## Start Supplied information

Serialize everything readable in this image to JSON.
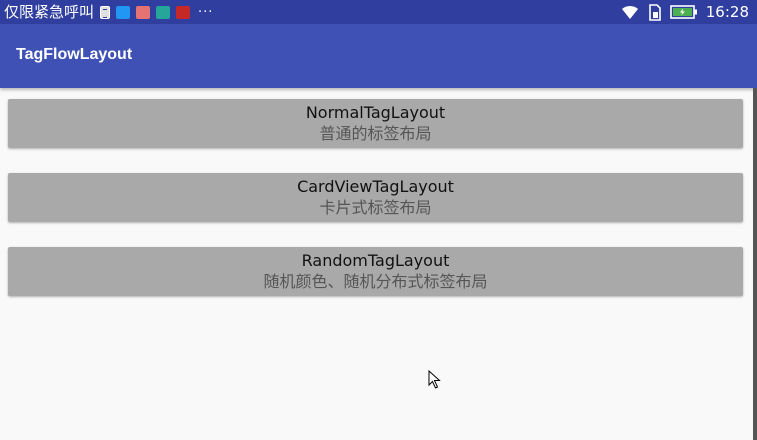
{
  "status_bar": {
    "carrier": "仅限紧急呼叫",
    "notification_icons": [
      "notes-icon",
      "app-icon",
      "gift-icon",
      "chat-icon",
      "huawei-icon"
    ],
    "overflow": "···",
    "time": "16:28"
  },
  "app_bar": {
    "title": "TagFlowLayout"
  },
  "items": [
    {
      "title": "NormalTagLayout",
      "subtitle": "普通的标签布局"
    },
    {
      "title": "CardViewTagLayout",
      "subtitle": "卡片式标签布局"
    },
    {
      "title": "RandomTagLayout",
      "subtitle": "随机颜色、随机分布式标签布局"
    }
  ],
  "colors": {
    "status_bar": "#303f9f",
    "app_bar": "#3f51b5",
    "button": "#a9a9a9",
    "background": "#f9f9f9"
  }
}
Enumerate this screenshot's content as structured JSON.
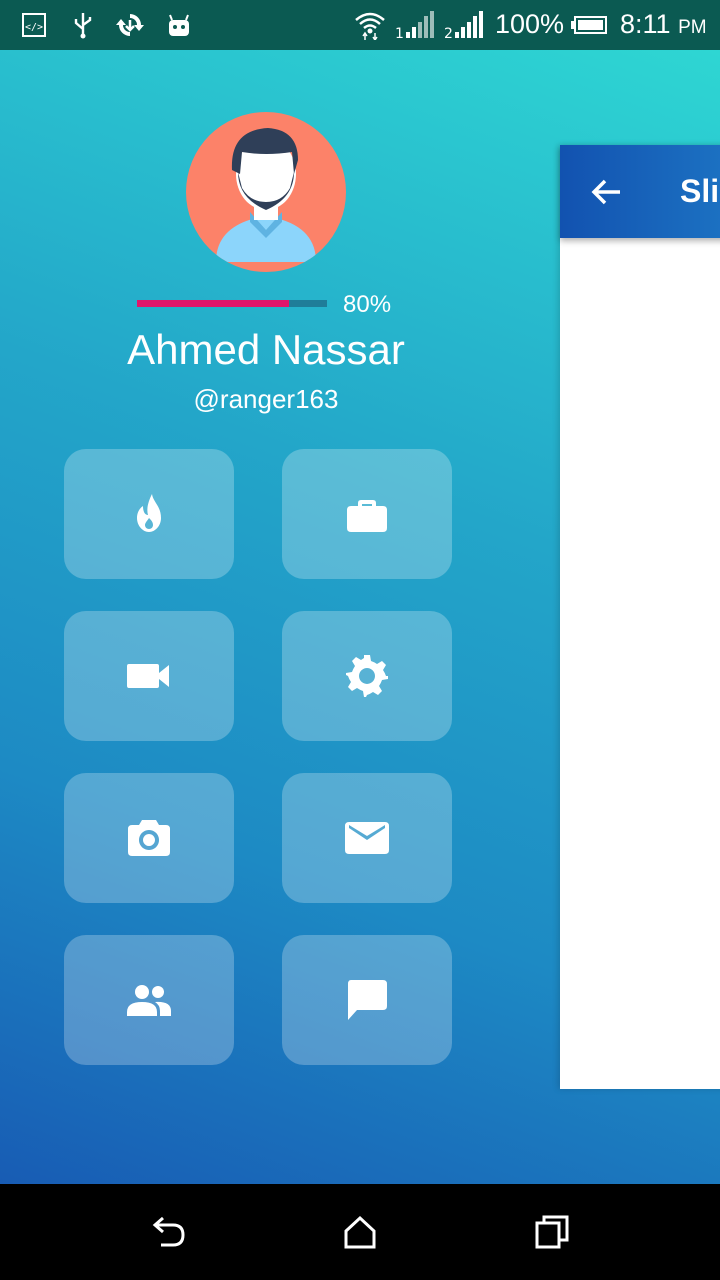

## End Supplied information

Tally the lines of the material above that contain the word "this" and report the total alone.

Written answer: 2